-- begin PROVIDED ENTRIES --

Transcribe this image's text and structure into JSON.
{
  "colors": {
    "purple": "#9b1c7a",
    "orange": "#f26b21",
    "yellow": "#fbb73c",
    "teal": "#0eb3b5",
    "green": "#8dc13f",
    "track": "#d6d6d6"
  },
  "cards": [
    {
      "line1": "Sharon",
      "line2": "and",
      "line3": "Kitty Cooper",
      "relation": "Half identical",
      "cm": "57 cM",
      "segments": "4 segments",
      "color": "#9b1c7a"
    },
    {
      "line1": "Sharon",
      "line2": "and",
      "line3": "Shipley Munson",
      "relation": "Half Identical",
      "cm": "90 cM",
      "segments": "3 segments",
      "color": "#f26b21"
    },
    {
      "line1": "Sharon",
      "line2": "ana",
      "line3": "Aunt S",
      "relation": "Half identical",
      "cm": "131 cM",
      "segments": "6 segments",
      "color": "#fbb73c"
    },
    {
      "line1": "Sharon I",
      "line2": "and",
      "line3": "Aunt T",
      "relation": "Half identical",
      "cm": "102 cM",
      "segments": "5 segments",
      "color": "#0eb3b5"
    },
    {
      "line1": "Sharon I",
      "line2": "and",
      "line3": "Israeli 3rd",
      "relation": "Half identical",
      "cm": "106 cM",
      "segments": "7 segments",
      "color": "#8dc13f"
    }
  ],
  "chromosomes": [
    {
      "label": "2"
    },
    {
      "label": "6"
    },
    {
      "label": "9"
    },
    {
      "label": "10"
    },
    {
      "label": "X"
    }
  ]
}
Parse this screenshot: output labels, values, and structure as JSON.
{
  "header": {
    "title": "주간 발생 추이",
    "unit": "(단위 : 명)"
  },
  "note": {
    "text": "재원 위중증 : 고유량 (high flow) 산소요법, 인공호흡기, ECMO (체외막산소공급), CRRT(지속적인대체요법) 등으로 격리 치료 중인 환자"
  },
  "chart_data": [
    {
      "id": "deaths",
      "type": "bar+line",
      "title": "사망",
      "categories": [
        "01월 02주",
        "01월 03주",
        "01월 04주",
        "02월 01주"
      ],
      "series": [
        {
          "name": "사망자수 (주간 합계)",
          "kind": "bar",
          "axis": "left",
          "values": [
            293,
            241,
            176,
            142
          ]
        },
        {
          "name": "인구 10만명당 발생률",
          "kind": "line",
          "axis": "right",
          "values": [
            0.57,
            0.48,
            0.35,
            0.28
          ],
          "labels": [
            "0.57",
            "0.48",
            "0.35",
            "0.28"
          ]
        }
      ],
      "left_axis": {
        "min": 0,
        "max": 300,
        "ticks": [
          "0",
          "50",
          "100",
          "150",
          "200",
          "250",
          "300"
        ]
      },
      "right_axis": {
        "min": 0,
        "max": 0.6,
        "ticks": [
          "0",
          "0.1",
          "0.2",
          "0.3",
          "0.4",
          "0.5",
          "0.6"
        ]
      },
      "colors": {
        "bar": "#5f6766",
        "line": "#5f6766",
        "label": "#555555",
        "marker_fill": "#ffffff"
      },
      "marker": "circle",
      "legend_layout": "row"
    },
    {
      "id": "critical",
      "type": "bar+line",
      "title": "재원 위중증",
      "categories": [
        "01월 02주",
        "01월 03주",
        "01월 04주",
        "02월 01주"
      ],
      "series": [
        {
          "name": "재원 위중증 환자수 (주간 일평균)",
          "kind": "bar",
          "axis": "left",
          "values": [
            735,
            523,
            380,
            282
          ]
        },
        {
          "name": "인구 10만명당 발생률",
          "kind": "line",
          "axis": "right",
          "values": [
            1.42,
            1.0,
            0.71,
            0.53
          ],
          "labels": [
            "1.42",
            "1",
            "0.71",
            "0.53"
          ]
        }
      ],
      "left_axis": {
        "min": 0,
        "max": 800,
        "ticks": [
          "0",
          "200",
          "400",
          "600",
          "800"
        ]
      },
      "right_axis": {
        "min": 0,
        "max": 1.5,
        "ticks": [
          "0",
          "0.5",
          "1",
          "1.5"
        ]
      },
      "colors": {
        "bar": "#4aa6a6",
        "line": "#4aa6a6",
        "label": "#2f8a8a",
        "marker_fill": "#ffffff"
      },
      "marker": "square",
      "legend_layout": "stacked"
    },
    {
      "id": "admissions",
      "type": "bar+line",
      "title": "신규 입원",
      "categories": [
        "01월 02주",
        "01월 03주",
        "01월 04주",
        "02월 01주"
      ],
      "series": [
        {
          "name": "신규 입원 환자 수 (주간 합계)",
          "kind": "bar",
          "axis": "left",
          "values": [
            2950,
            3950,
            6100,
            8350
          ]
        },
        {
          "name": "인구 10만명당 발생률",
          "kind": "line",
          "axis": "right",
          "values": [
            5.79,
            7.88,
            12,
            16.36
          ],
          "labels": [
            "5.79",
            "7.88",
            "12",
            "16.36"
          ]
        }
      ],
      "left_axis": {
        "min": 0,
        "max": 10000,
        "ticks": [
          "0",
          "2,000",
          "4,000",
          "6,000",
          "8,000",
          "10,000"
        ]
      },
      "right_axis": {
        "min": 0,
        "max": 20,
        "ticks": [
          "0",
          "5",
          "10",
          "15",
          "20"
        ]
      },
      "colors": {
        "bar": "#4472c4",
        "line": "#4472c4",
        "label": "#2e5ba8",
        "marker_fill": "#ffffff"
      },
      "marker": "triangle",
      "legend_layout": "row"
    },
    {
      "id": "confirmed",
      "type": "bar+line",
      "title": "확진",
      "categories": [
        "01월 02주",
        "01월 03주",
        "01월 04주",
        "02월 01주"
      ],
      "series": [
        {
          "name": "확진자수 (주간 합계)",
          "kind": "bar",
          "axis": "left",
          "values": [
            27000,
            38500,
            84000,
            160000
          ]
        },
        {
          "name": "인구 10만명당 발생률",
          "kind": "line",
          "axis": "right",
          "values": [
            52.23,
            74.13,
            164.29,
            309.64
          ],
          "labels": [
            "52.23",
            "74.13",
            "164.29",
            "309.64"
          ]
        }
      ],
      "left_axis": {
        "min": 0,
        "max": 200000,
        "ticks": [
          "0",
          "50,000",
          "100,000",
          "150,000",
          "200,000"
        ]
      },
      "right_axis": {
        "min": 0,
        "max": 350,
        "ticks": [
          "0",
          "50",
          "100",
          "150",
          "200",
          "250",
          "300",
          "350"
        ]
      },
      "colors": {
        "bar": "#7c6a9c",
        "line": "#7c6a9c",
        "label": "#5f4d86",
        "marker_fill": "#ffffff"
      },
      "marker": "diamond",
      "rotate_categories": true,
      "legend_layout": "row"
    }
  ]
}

-- end PROVIDED ENTRIES --

• [EXERCISE] Gather each line of the listing that holds the string "title".

• [ANSWER TO THIS EXERCISE]
    "title": "주간 발생 추이",
      "title": "사망",
      "title": "재원 위중증",
      "title": "신규 입원",
      "title": "확진",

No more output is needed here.